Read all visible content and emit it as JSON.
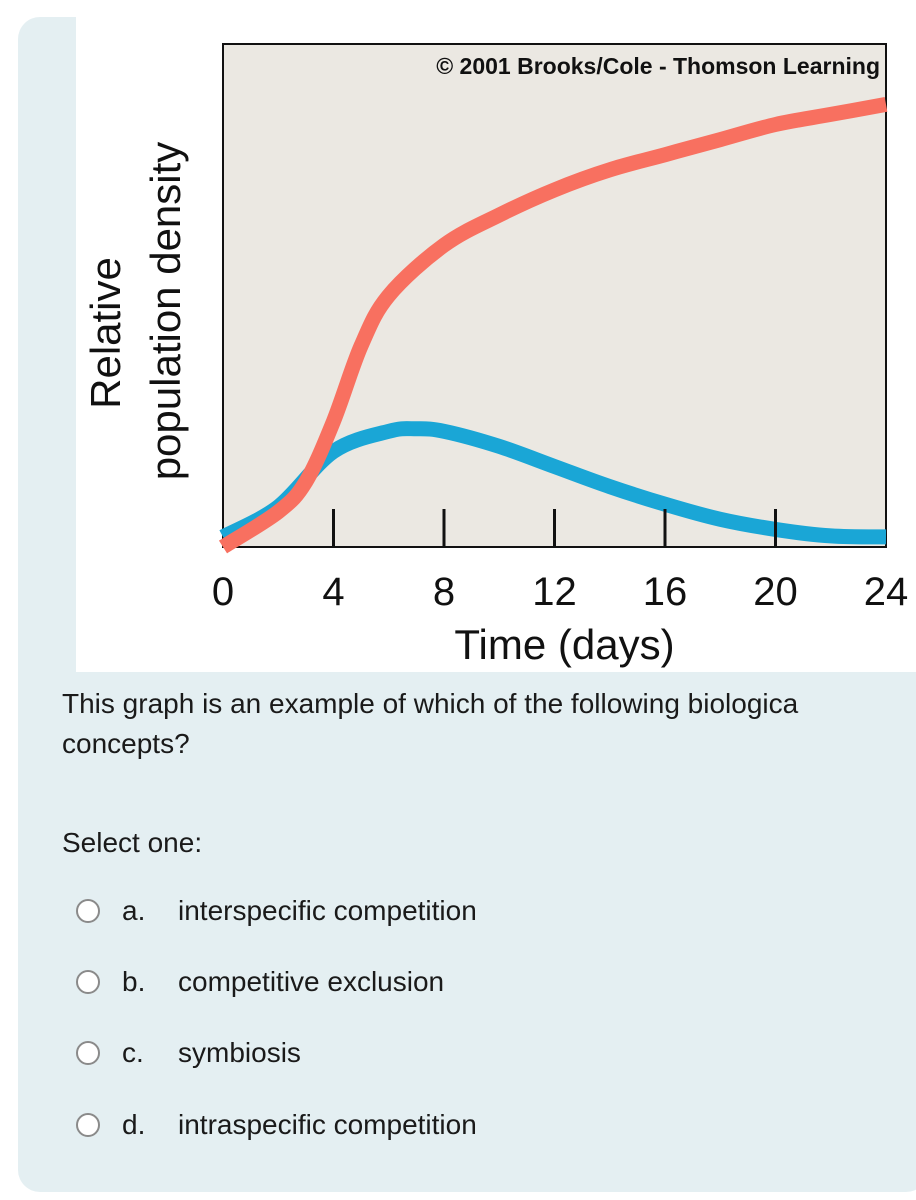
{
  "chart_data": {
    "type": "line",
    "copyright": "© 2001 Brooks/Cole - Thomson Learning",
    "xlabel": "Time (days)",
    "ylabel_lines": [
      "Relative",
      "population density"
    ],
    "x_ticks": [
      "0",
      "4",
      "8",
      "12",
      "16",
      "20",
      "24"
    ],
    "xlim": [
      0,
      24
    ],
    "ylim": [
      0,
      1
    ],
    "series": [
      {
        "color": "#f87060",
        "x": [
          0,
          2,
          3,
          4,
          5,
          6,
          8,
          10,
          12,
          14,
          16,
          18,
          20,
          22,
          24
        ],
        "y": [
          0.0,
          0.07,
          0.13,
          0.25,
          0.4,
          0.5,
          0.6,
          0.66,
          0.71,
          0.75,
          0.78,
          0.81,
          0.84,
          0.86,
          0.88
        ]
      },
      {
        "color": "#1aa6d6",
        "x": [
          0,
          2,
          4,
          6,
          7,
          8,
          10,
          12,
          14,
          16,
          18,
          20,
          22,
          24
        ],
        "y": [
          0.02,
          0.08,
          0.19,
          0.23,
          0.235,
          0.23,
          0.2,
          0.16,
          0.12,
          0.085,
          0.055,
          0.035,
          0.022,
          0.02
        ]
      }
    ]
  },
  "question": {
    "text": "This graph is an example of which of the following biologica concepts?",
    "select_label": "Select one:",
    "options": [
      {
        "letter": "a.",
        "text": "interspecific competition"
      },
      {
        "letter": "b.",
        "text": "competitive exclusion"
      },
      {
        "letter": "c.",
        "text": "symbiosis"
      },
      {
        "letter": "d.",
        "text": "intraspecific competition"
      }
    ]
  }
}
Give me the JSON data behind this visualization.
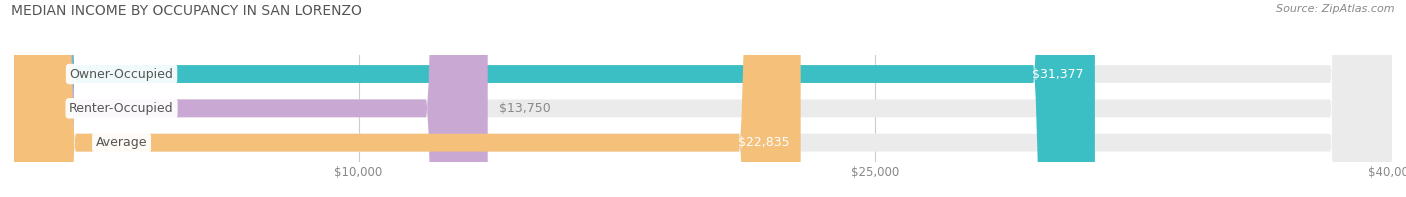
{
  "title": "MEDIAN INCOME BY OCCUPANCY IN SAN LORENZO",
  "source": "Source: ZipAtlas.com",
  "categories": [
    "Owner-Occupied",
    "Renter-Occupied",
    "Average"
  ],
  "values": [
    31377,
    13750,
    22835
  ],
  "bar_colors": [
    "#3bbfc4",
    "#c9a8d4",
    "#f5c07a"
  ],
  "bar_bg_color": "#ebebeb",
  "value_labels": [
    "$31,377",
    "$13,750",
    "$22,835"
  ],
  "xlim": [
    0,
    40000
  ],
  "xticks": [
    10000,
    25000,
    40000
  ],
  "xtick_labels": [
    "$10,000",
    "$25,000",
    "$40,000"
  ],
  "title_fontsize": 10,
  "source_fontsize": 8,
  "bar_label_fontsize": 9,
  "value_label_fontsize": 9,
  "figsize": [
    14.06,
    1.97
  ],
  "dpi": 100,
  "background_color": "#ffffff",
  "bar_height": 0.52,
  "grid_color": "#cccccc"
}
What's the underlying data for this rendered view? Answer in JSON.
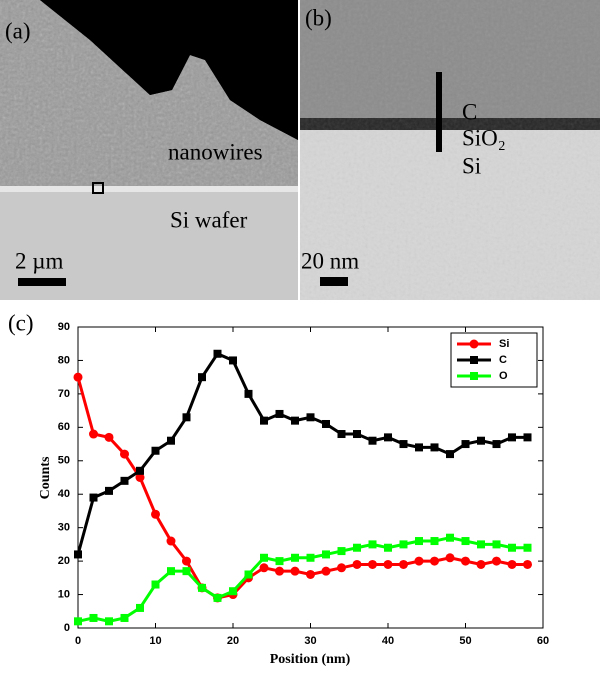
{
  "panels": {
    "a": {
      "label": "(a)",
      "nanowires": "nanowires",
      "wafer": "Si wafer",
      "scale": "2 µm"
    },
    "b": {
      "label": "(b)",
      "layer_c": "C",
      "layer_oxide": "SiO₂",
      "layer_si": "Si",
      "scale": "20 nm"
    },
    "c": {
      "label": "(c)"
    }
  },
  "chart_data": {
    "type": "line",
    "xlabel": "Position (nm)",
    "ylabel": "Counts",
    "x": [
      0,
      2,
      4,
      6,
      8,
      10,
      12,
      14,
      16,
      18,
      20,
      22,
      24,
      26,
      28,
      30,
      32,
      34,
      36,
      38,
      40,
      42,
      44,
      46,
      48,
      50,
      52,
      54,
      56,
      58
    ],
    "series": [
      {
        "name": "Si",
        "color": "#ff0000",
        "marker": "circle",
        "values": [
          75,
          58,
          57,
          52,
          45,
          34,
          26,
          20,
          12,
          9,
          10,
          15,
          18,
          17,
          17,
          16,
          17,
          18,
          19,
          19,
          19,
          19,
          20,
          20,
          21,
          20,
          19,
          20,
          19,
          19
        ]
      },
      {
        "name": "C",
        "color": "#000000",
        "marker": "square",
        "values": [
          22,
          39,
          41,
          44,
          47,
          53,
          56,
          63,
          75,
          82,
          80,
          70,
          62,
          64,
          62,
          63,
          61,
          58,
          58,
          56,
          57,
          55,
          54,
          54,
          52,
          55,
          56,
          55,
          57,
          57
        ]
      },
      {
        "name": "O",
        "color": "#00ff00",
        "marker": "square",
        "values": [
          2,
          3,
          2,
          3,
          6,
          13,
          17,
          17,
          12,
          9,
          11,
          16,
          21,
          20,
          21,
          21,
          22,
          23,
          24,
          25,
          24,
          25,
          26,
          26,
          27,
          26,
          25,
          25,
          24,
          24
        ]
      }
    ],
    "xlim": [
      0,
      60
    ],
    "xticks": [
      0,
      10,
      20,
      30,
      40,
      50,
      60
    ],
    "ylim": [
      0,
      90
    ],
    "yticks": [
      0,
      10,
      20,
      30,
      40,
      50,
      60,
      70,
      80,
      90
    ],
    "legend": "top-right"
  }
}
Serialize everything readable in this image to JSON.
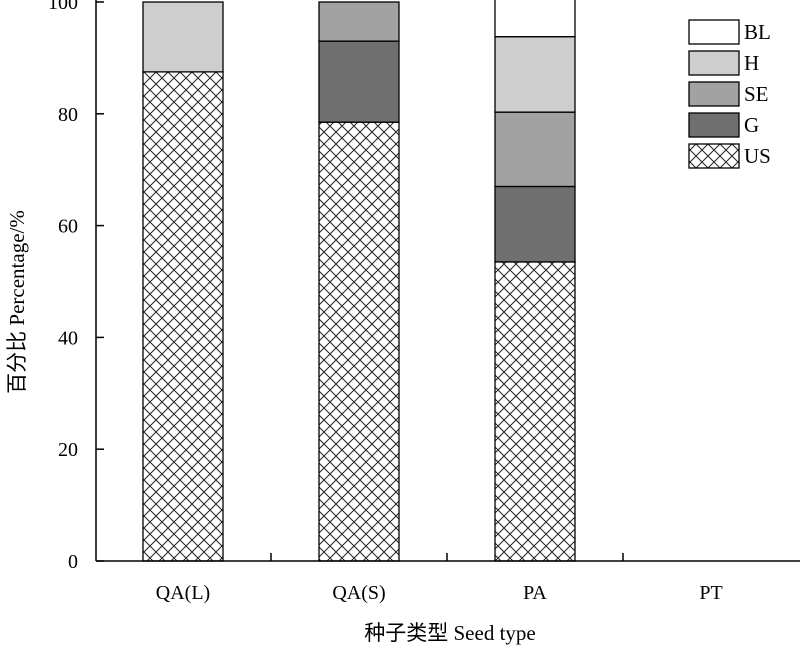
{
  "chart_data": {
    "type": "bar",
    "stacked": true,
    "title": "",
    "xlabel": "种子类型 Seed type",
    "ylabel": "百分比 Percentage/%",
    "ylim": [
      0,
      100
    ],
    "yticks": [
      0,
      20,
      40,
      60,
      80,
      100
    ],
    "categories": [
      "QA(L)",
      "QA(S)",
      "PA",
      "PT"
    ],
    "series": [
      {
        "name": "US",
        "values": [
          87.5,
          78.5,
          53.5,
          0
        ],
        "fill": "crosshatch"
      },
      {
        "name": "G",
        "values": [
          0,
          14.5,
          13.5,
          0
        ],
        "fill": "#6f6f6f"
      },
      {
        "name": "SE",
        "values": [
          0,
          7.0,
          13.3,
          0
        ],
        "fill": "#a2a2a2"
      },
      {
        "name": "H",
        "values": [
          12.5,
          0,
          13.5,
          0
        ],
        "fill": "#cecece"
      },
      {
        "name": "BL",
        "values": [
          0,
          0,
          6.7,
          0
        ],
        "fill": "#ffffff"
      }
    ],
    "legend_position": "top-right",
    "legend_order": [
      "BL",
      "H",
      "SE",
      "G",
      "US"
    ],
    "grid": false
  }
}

+ + +

Print the full listing exactly, dropping the pictures.

Read all visible content and emit it as JSON.
{
  "chart_data": {
    "type": "line",
    "copyright": "© 2001 Brooks/Cole - Thomson Learning",
    "xlabel": "Time (days)",
    "ylabel_lines": [
      "Relative",
      "population density"
    ],
    "x_ticks": [
      "0",
      "4",
      "8",
      "12",
      "16",
      "20",
      "24"
    ],
    "xlim": [
      0,
      24
    ],
    "ylim": [
      0,
      1
    ],
    "series": [
      {
        "color": "#f87060",
        "x": [
          0,
          2,
          3,
          4,
          5,
          6,
          8,
          10,
          12,
          14,
          16,
          18,
          20,
          22,
          24
        ],
        "y": [
          0.0,
          0.07,
          0.13,
          0.25,
          0.4,
          0.5,
          0.6,
          0.66,
          0.71,
          0.75,
          0.78,
          0.81,
          0.84,
          0.86,
          0.88
        ]
      },
      {
        "color": "#1aa6d6",
        "x": [
          0,
          2,
          4,
          6,
          7,
          8,
          10,
          12,
          14,
          16,
          18,
          20,
          22,
          24
        ],
        "y": [
          0.02,
          0.08,
          0.19,
          0.23,
          0.235,
          0.23,
          0.2,
          0.16,
          0.12,
          0.085,
          0.055,
          0.035,
          0.022,
          0.02
        ]
      }
    ]
  },
  "question": {
    "text": "This graph is an example of which of the following biologica concepts?",
    "select_label": "Select one:",
    "options": [
      {
        "letter": "a.",
        "text": "interspecific competition"
      },
      {
        "letter": "b.",
        "text": "competitive exclusion"
      },
      {
        "letter": "c.",
        "text": "symbiosis"
      },
      {
        "letter": "d.",
        "text": "intraspecific competition"
      }
    ]
  }
}
Give me the JSON data behind this visualization.
{
  "title": "MEDIAN INCOME BY OCCUPANCY IN SAN LORENZO",
  "source": "Source: ZipAtlas.com",
  "categories": [
    "Owner-Occupied",
    "Renter-Occupied",
    "Average"
  ],
  "values": [
    31377,
    13750,
    22835
  ],
  "bar_colors": [
    "#3bbfc4",
    "#c9a8d4",
    "#f5c07a"
  ],
  "bar_bg_color": "#ebebeb",
  "value_labels": [
    "$31,377",
    "$13,750",
    "$22,835"
  ],
  "xlim": [
    0,
    40000
  ],
  "xticks": [
    10000,
    25000,
    40000
  ],
  "xtick_labels": [
    "$10,000",
    "$25,000",
    "$40,000"
  ],
  "title_fontsize": 10,
  "source_fontsize": 8,
  "bar_label_fontsize": 9,
  "value_label_fontsize": 9,
  "figsize": [
    14.06,
    1.97
  ],
  "dpi": 100,
  "background_color": "#ffffff",
  "bar_height": 0.52,
  "grid_color": "#cccccc"
}
What's the underlying data for this rendered view? Answer in JSON.
{
  "panels": {
    "a": {
      "label": "(a)",
      "nanowires": "nanowires",
      "wafer": "Si wafer",
      "scale": "2 µm"
    },
    "b": {
      "label": "(b)",
      "layer_c": "C",
      "layer_oxide": "SiO₂",
      "layer_si": "Si",
      "scale": "20 nm"
    },
    "c": {
      "label": "(c)"
    }
  },
  "chart_data": {
    "type": "line",
    "xlabel": "Position (nm)",
    "ylabel": "Counts",
    "x": [
      0,
      2,
      4,
      6,
      8,
      10,
      12,
      14,
      16,
      18,
      20,
      22,
      24,
      26,
      28,
      30,
      32,
      34,
      36,
      38,
      40,
      42,
      44,
      46,
      48,
      50,
      52,
      54,
      56,
      58
    ],
    "series": [
      {
        "name": "Si",
        "color": "#ff0000",
        "marker": "circle",
        "values": [
          75,
          58,
          57,
          52,
          45,
          34,
          26,
          20,
          12,
          9,
          10,
          15,
          18,
          17,
          17,
          16,
          17,
          18,
          19,
          19,
          19,
          19,
          20,
          20,
          21,
          20,
          19,
          20,
          19,
          19
        ]
      },
      {
        "name": "C",
        "color": "#000000",
        "marker": "square",
        "values": [
          22,
          39,
          41,
          44,
          47,
          53,
          56,
          63,
          75,
          82,
          80,
          70,
          62,
          64,
          62,
          63,
          61,
          58,
          58,
          56,
          57,
          55,
          54,
          54,
          52,
          55,
          56,
          55,
          57,
          57
        ]
      },
      {
        "name": "O",
        "color": "#00ff00",
        "marker": "square",
        "values": [
          2,
          3,
          2,
          3,
          6,
          13,
          17,
          17,
          12,
          9,
          11,
          16,
          21,
          20,
          21,
          21,
          22,
          23,
          24,
          25,
          24,
          25,
          26,
          26,
          27,
          26,
          25,
          25,
          24,
          24
        ]
      }
    ],
    "xlim": [
      0,
      60
    ],
    "xticks": [
      0,
      10,
      20,
      30,
      40,
      50,
      60
    ],
    "ylim": [
      0,
      90
    ],
    "yticks": [
      0,
      10,
      20,
      30,
      40,
      50,
      60,
      70,
      80,
      90
    ],
    "legend": "top-right"
  }
}
Serialize everything readable in this image to JSON.
{
  "chart_data": {
    "type": "bar",
    "stacked": true,
    "title": "",
    "xlabel": "种子类型 Seed type",
    "ylabel": "百分比 Percentage/%",
    "ylim": [
      0,
      100
    ],
    "yticks": [
      0,
      20,
      40,
      60,
      80,
      100
    ],
    "categories": [
      "QA(L)",
      "QA(S)",
      "PA",
      "PT"
    ],
    "series": [
      {
        "name": "US",
        "values": [
          87.5,
          78.5,
          53.5,
          0
        ],
        "fill": "crosshatch"
      },
      {
        "name": "G",
        "values": [
          0,
          14.5,
          13.5,
          0
        ],
        "fill": "#6f6f6f"
      },
      {
        "name": "SE",
        "values": [
          0,
          7.0,
          13.3,
          0
        ],
        "fill": "#a2a2a2"
      },
      {
        "name": "H",
        "values": [
          12.5,
          0,
          13.5,
          0
        ],
        "fill": "#cecece"
      },
      {
        "name": "BL",
        "values": [
          0,
          0,
          6.7,
          0
        ],
        "fill": "#ffffff"
      }
    ],
    "legend_position": "top-right",
    "legend_order": [
      "BL",
      "H",
      "SE",
      "G",
      "US"
    ],
    "grid": false
  }
}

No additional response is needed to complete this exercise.